• Problem to solve
Write out all of the records precisely. Skip anything that is a picture.

********************

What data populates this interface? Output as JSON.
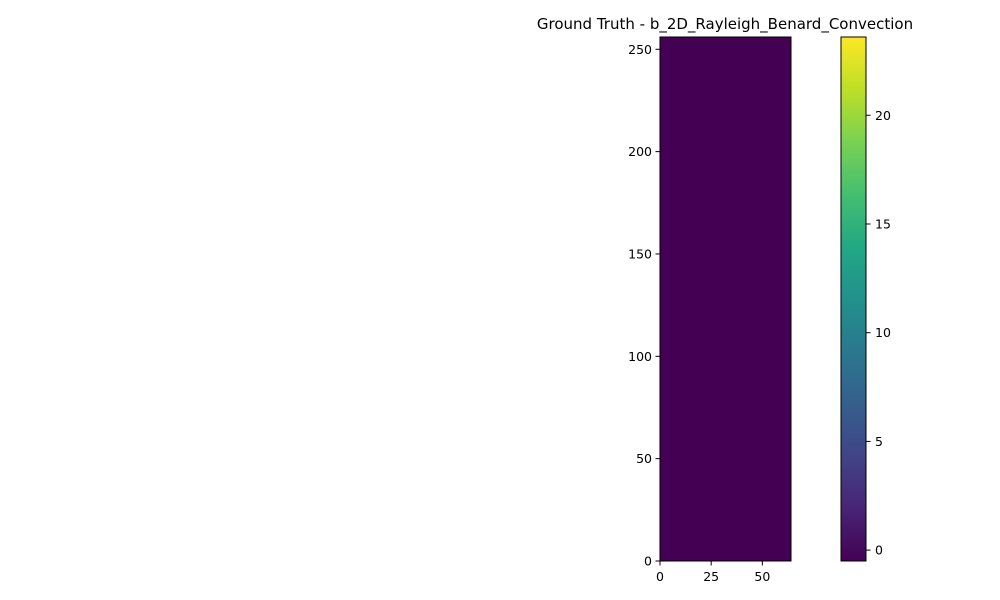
{
  "chart_data": {
    "type": "heatmap",
    "title": "Ground Truth - b_2D_Rayleigh_Benard_Convection",
    "xlabel": "",
    "ylabel": "",
    "xlim": [
      0,
      64
    ],
    "ylim": [
      0,
      256
    ],
    "x_ticks": [
      "0",
      "25",
      "50"
    ],
    "x_tick_values": [
      0,
      25,
      50
    ],
    "y_ticks": [
      "0",
      "50",
      "100",
      "150",
      "200",
      "250"
    ],
    "y_tick_values": [
      0,
      50,
      100,
      150,
      200,
      250
    ],
    "field_value": 0,
    "field_color": "#440154",
    "colormap": "viridis",
    "colorbar": {
      "range": [
        -0.5,
        23.6
      ],
      "ticks": [
        "0",
        "5",
        "10",
        "15",
        "20"
      ],
      "tick_values": [
        0,
        5,
        10,
        15,
        20
      ]
    },
    "grid": false
  }
}
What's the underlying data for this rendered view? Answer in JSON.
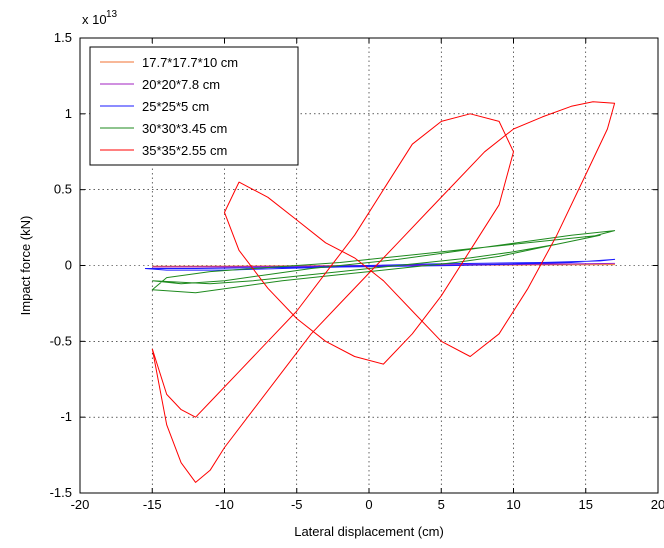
{
  "chart_data": {
    "type": "line",
    "title": "",
    "xlabel": "Lateral displacement (cm)",
    "ylabel": "Impact force (kN)",
    "y_exponent_label": "x 10",
    "y_exponent_power": "13",
    "xlim": [
      -20,
      20
    ],
    "ylim": [
      -1.5,
      1.5
    ],
    "x_ticks": [
      -20,
      -15,
      -10,
      -5,
      0,
      5,
      10,
      15,
      20
    ],
    "y_ticks": [
      -1.5,
      -1,
      -0.5,
      0,
      0.5,
      1,
      1.5
    ],
    "x_tick_labels": [
      "-20",
      "-15",
      "-10",
      "-5",
      "0",
      "5",
      "10",
      "15",
      "20"
    ],
    "y_tick_labels": [
      "-1.5",
      "-1",
      "-0.5",
      "0",
      "0.5",
      "1",
      "1.5"
    ],
    "grid": true,
    "legend_position": "top-left",
    "series": [
      {
        "name": "17.7*17.7*10 cm",
        "color": "#f07030",
        "x": [
          -15,
          -10,
          -5,
          0,
          5,
          10,
          15,
          17,
          10,
          5,
          0,
          -5,
          -10,
          -15
        ],
        "y": [
          -0.005,
          -0.004,
          -0.002,
          0,
          0.002,
          0.004,
          0.005,
          0.006,
          0.003,
          0.001,
          -0.001,
          -0.003,
          -0.005,
          -0.005
        ]
      },
      {
        "name": "20*20*7.8 cm",
        "color": "#a020c0",
        "x": [
          -15,
          -10,
          -5,
          0,
          5,
          10,
          15,
          17,
          12,
          5,
          0,
          -5,
          -10,
          -15
        ],
        "y": [
          -0.01,
          -0.008,
          -0.005,
          0,
          0.005,
          0.009,
          0.012,
          0.014,
          0.008,
          0.002,
          -0.003,
          -0.006,
          -0.01,
          -0.01
        ]
      },
      {
        "name": "25*25*5 cm",
        "color": "#1a1aff",
        "x": [
          -15.5,
          -12,
          -8,
          -4,
          0,
          4,
          8,
          12,
          16,
          17,
          14,
          10,
          6,
          2,
          -2,
          -6,
          -10,
          -14,
          -15.5
        ],
        "y": [
          -0.02,
          -0.02,
          -0.015,
          -0.01,
          0,
          0.01,
          0.015,
          0.02,
          0.03,
          0.04,
          0.02,
          0.01,
          0.0,
          -0.005,
          -0.01,
          -0.02,
          -0.03,
          -0.03,
          -0.02
        ]
      },
      {
        "name": "30*30*3.45 cm",
        "color": "#1e8a1e",
        "x": [
          -15,
          -13,
          -10,
          -7,
          -4,
          -1,
          2,
          5,
          8,
          11,
          14,
          17,
          15,
          12,
          9,
          6,
          3,
          0,
          -3,
          -6,
          -9,
          -12,
          -15,
          -14,
          -11,
          -8,
          -5,
          -2,
          1,
          4,
          7,
          10,
          13,
          16,
          13,
          10,
          7,
          4,
          1,
          -2,
          -5,
          -8,
          -11,
          -15
        ],
        "y": [
          -0.1,
          -0.12,
          -0.1,
          -0.06,
          -0.02,
          0.01,
          0.04,
          0.08,
          0.12,
          0.16,
          0.2,
          0.23,
          0.18,
          0.12,
          0.06,
          0.02,
          -0.01,
          -0.04,
          -0.07,
          -0.1,
          -0.14,
          -0.18,
          -0.16,
          -0.08,
          -0.04,
          -0.02,
          0.0,
          0.02,
          0.05,
          0.08,
          0.11,
          0.14,
          0.17,
          0.2,
          0.14,
          0.09,
          0.05,
          0.02,
          -0.01,
          -0.04,
          -0.07,
          -0.1,
          -0.12,
          -0.1
        ]
      },
      {
        "name": "35*35*2.55 cm",
        "color": "#ff0000",
        "x": [
          -15,
          -14,
          -13,
          -12,
          -11,
          -10,
          -8,
          -6,
          -4,
          -2,
          0,
          2,
          4,
          6,
          8,
          10,
          12,
          14,
          15.5,
          17,
          16.5,
          15,
          13,
          11,
          9,
          7,
          5,
          3,
          1,
          -1,
          -3,
          -5,
          -7,
          -9,
          -10,
          -9,
          -7,
          -5,
          -3,
          -1,
          1,
          3,
          5,
          7,
          9,
          10,
          9,
          7,
          5,
          3,
          1,
          -1,
          -3,
          -5,
          -7,
          -9,
          -11,
          -12,
          -13,
          -14,
          -15
        ],
        "y": [
          -0.55,
          -1.05,
          -1.3,
          -1.43,
          -1.35,
          -1.2,
          -0.95,
          -0.7,
          -0.45,
          -0.25,
          -0.05,
          0.15,
          0.35,
          0.55,
          0.75,
          0.9,
          0.98,
          1.05,
          1.08,
          1.07,
          0.9,
          0.6,
          0.2,
          -0.15,
          -0.45,
          -0.6,
          -0.5,
          -0.3,
          -0.1,
          0.05,
          0.15,
          0.3,
          0.45,
          0.55,
          0.35,
          0.1,
          -0.15,
          -0.35,
          -0.5,
          -0.6,
          -0.65,
          -0.45,
          -0.2,
          0.1,
          0.4,
          0.75,
          0.95,
          1.0,
          0.95,
          0.8,
          0.5,
          0.2,
          -0.05,
          -0.3,
          -0.5,
          -0.7,
          -0.9,
          -1.0,
          -0.95,
          -0.85,
          -0.55
        ]
      }
    ]
  }
}
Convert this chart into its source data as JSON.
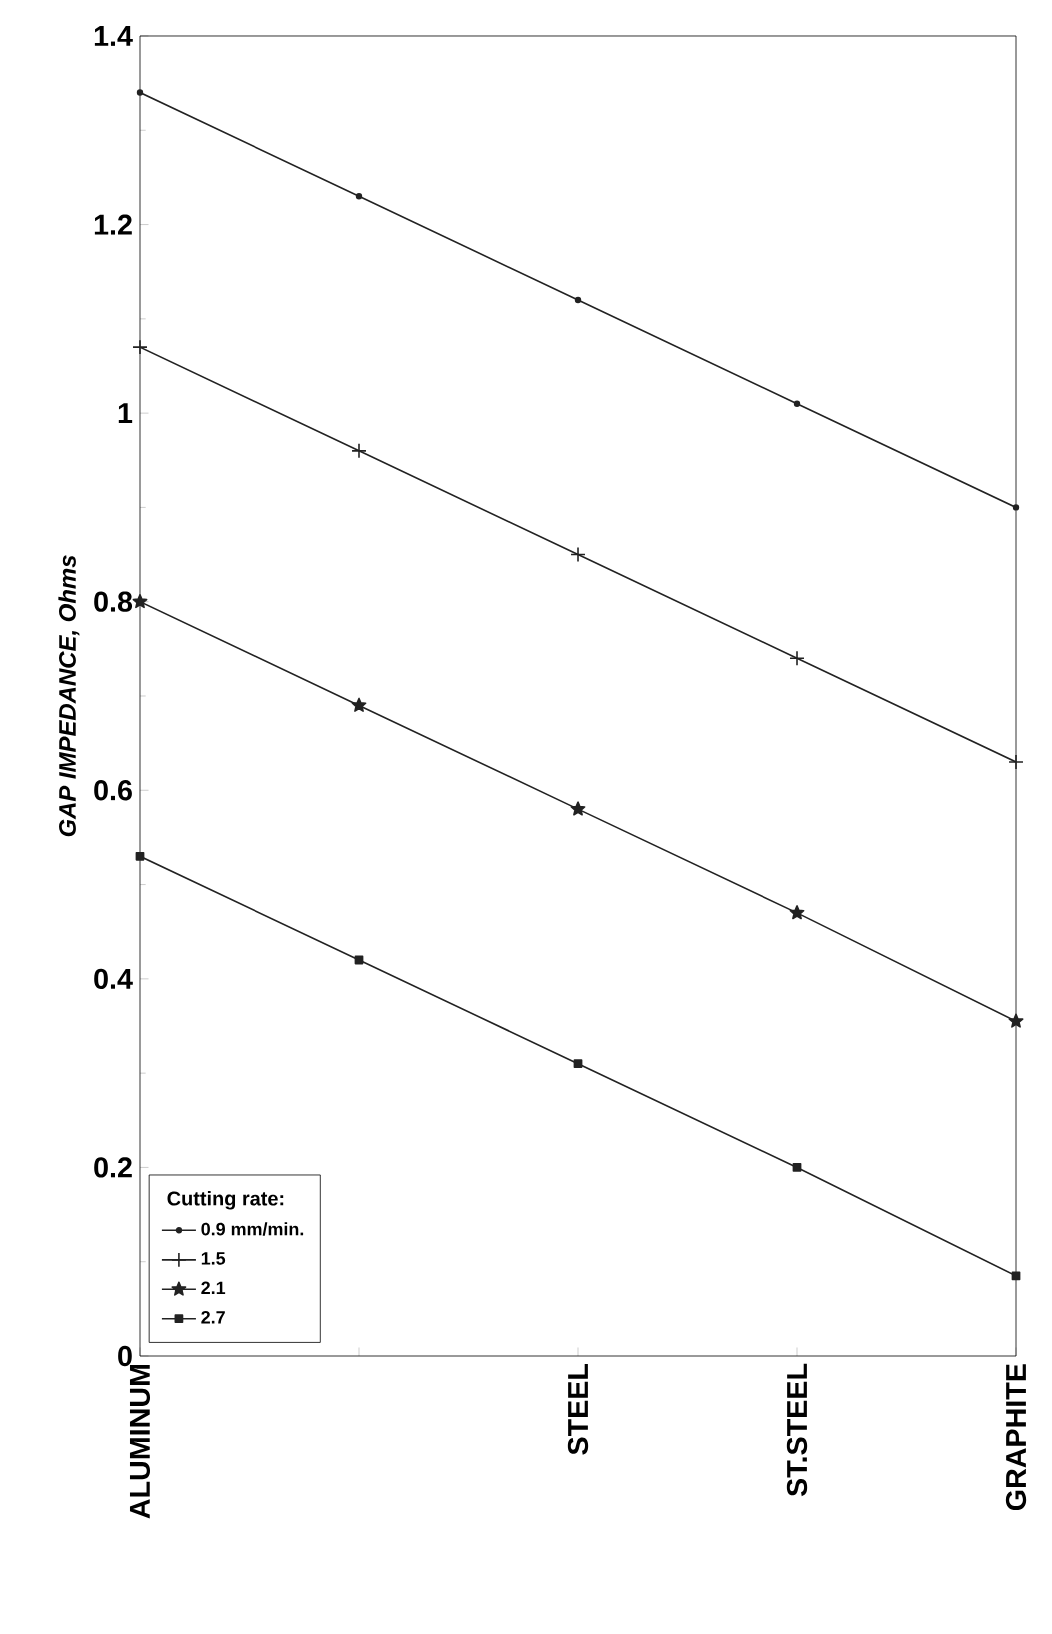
{
  "chart_data": {
    "type": "line",
    "ylabel": "GAP IMPEDANCE, Ohms",
    "legend_title": "Cutting rate:",
    "categories": [
      "ALUMINUM",
      null,
      "STEEL",
      "ST.STEEL",
      "GRAPHITE"
    ],
    "series": [
      {
        "name": "0.9 mm/min.",
        "color": "#222222",
        "marker": "circle",
        "values": [
          1.34,
          1.23,
          1.12,
          1.01,
          0.9
        ]
      },
      {
        "name": "1.5",
        "color": "#222222",
        "marker": "cross",
        "values": [
          1.07,
          0.96,
          0.85,
          0.74,
          0.63
        ]
      },
      {
        "name": "2.1",
        "color": "#222222",
        "marker": "star",
        "values": [
          0.8,
          0.69,
          0.58,
          0.47,
          0.355
        ]
      },
      {
        "name": "2.7",
        "color": "#222222",
        "marker": "square",
        "values": [
          0.53,
          0.42,
          0.31,
          0.2,
          0.085
        ]
      }
    ],
    "ylim": [
      0,
      1.4
    ],
    "yticks": [
      0,
      0.2,
      0.4,
      0.6,
      0.8,
      1,
      1.2,
      1.4
    ],
    "legend": "bottom left",
    "grid": false
  }
}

********************

• Result
What data populates this interface? Output as JSON.
{
  "chart_data": {
    "type": "heatmap",
    "title": "Ground Truth - b_2D_Rayleigh_Benard_Convection",
    "xlabel": "",
    "ylabel": "",
    "xlim": [
      0,
      64
    ],
    "ylim": [
      0,
      256
    ],
    "x_ticks": [
      "0",
      "25",
      "50"
    ],
    "x_tick_values": [
      0,
      25,
      50
    ],
    "y_ticks": [
      "0",
      "50",
      "100",
      "150",
      "200",
      "250"
    ],
    "y_tick_values": [
      0,
      50,
      100,
      150,
      200,
      250
    ],
    "field_value": 0,
    "field_color": "#440154",
    "colormap": "viridis",
    "colorbar": {
      "range": [
        -0.5,
        23.6
      ],
      "ticks": [
        "0",
        "5",
        "10",
        "15",
        "20"
      ],
      "tick_values": [
        0,
        5,
        10,
        15,
        20
      ]
    },
    "grid": false
  }
}
What's the underlying data for this rendered view? Answer in JSON.
{
  "chart_data": {
    "type": "line",
    "title": "",
    "xlabel": "Lateral displacement (cm)",
    "ylabel": "Impact force (kN)",
    "y_exponent_label": "x 10",
    "y_exponent_power": "13",
    "xlim": [
      -20,
      20
    ],
    "ylim": [
      -1.5,
      1.5
    ],
    "x_ticks": [
      -20,
      -15,
      -10,
      -5,
      0,
      5,
      10,
      15,
      20
    ],
    "y_ticks": [
      -1.5,
      -1,
      -0.5,
      0,
      0.5,
      1,
      1.5
    ],
    "x_tick_labels": [
      "-20",
      "-15",
      "-10",
      "-5",
      "0",
      "5",
      "10",
      "15",
      "20"
    ],
    "y_tick_labels": [
      "-1.5",
      "-1",
      "-0.5",
      "0",
      "0.5",
      "1",
      "1.5"
    ],
    "grid": true,
    "legend_position": "top-left",
    "series": [
      {
        "name": "17.7*17.7*10 cm",
        "color": "#f07030",
        "x": [
          -15,
          -10,
          -5,
          0,
          5,
          10,
          15,
          17,
          10,
          5,
          0,
          -5,
          -10,
          -15
        ],
        "y": [
          -0.005,
          -0.004,
          -0.002,
          0,
          0.002,
          0.004,
          0.005,
          0.006,
          0.003,
          0.001,
          -0.001,
          -0.003,
          -0.005,
          -0.005
        ]
      },
      {
        "name": "20*20*7.8 cm",
        "color": "#a020c0",
        "x": [
          -15,
          -10,
          -5,
          0,
          5,
          10,
          15,
          17,
          12,
          5,
          0,
          -5,
          -10,
          -15
        ],
        "y": [
          -0.01,
          -0.008,
          -0.005,
          0,
          0.005,
          0.009,
          0.012,
          0.014,
          0.008,
          0.002,
          -0.003,
          -0.006,
          -0.01,
          -0.01
        ]
      },
      {
        "name": "25*25*5 cm",
        "color": "#1a1aff",
        "x": [
          -15.5,
          -12,
          -8,
          -4,
          0,
          4,
          8,
          12,
          16,
          17,
          14,
          10,
          6,
          2,
          -2,
          -6,
          -10,
          -14,
          -15.5
        ],
        "y": [
          -0.02,
          -0.02,
          -0.015,
          -0.01,
          0,
          0.01,
          0.015,
          0.02,
          0.03,
          0.04,
          0.02,
          0.01,
          0.0,
          -0.005,
          -0.01,
          -0.02,
          -0.03,
          -0.03,
          -0.02
        ]
      },
      {
        "name": "30*30*3.45 cm",
        "color": "#1e8a1e",
        "x": [
          -15,
          -13,
          -10,
          -7,
          -4,
          -1,
          2,
          5,
          8,
          11,
          14,
          17,
          15,
          12,
          9,
          6,
          3,
          0,
          -3,
          -6,
          -9,
          -12,
          -15,
          -14,
          -11,
          -8,
          -5,
          -2,
          1,
          4,
          7,
          10,
          13,
          16,
          13,
          10,
          7,
          4,
          1,
          -2,
          -5,
          -8,
          -11,
          -15
        ],
        "y": [
          -0.1,
          -0.12,
          -0.1,
          -0.06,
          -0.02,
          0.01,
          0.04,
          0.08,
          0.12,
          0.16,
          0.2,
          0.23,
          0.18,
          0.12,
          0.06,
          0.02,
          -0.01,
          -0.04,
          -0.07,
          -0.1,
          -0.14,
          -0.18,
          -0.16,
          -0.08,
          -0.04,
          -0.02,
          0.0,
          0.02,
          0.05,
          0.08,
          0.11,
          0.14,
          0.17,
          0.2,
          0.14,
          0.09,
          0.05,
          0.02,
          -0.01,
          -0.04,
          -0.07,
          -0.1,
          -0.12,
          -0.1
        ]
      },
      {
        "name": "35*35*2.55 cm",
        "color": "#ff0000",
        "x": [
          -15,
          -14,
          -13,
          -12,
          -11,
          -10,
          -8,
          -6,
          -4,
          -2,
          0,
          2,
          4,
          6,
          8,
          10,
          12,
          14,
          15.5,
          17,
          16.5,
          15,
          13,
          11,
          9,
          7,
          5,
          3,
          1,
          -1,
          -3,
          -5,
          -7,
          -9,
          -10,
          -9,
          -7,
          -5,
          -3,
          -1,
          1,
          3,
          5,
          7,
          9,
          10,
          9,
          7,
          5,
          3,
          1,
          -1,
          -3,
          -5,
          -7,
          -9,
          -11,
          -12,
          -13,
          -14,
          -15
        ],
        "y": [
          -0.55,
          -1.05,
          -1.3,
          -1.43,
          -1.35,
          -1.2,
          -0.95,
          -0.7,
          -0.45,
          -0.25,
          -0.05,
          0.15,
          0.35,
          0.55,
          0.75,
          0.9,
          0.98,
          1.05,
          1.08,
          1.07,
          0.9,
          0.6,
          0.2,
          -0.15,
          -0.45,
          -0.6,
          -0.5,
          -0.3,
          -0.1,
          0.05,
          0.15,
          0.3,
          0.45,
          0.55,
          0.35,
          0.1,
          -0.15,
          -0.35,
          -0.5,
          -0.6,
          -0.65,
          -0.45,
          -0.2,
          0.1,
          0.4,
          0.75,
          0.95,
          1.0,
          0.95,
          0.8,
          0.5,
          0.2,
          -0.05,
          -0.3,
          -0.5,
          -0.7,
          -0.9,
          -1.0,
          -0.95,
          -0.85,
          -0.55
        ]
      }
    ]
  }
}
Convert this chart into its source data as JSON.
{
  "chart_data": {
    "type": "line",
    "ylabel": "GAP IMPEDANCE, Ohms",
    "legend_title": "Cutting rate:",
    "categories": [
      "ALUMINUM",
      null,
      "STEEL",
      "ST.STEEL",
      "GRAPHITE"
    ],
    "series": [
      {
        "name": "0.9 mm/min.",
        "color": "#222222",
        "marker": "circle",
        "values": [
          1.34,
          1.23,
          1.12,
          1.01,
          0.9
        ]
      },
      {
        "name": "1.5",
        "color": "#222222",
        "marker": "cross",
        "values": [
          1.07,
          0.96,
          0.85,
          0.74,
          0.63
        ]
      },
      {
        "name": "2.1",
        "color": "#222222",
        "marker": "star",
        "values": [
          0.8,
          0.69,
          0.58,
          0.47,
          0.355
        ]
      },
      {
        "name": "2.7",
        "color": "#222222",
        "marker": "square",
        "values": [
          0.53,
          0.42,
          0.31,
          0.2,
          0.085
        ]
      }
    ],
    "ylim": [
      0,
      1.4
    ],
    "yticks": [
      0,
      0.2,
      0.4,
      0.6,
      0.8,
      1,
      1.2,
      1.4
    ],
    "legend": "bottom left",
    "grid": false
  }
}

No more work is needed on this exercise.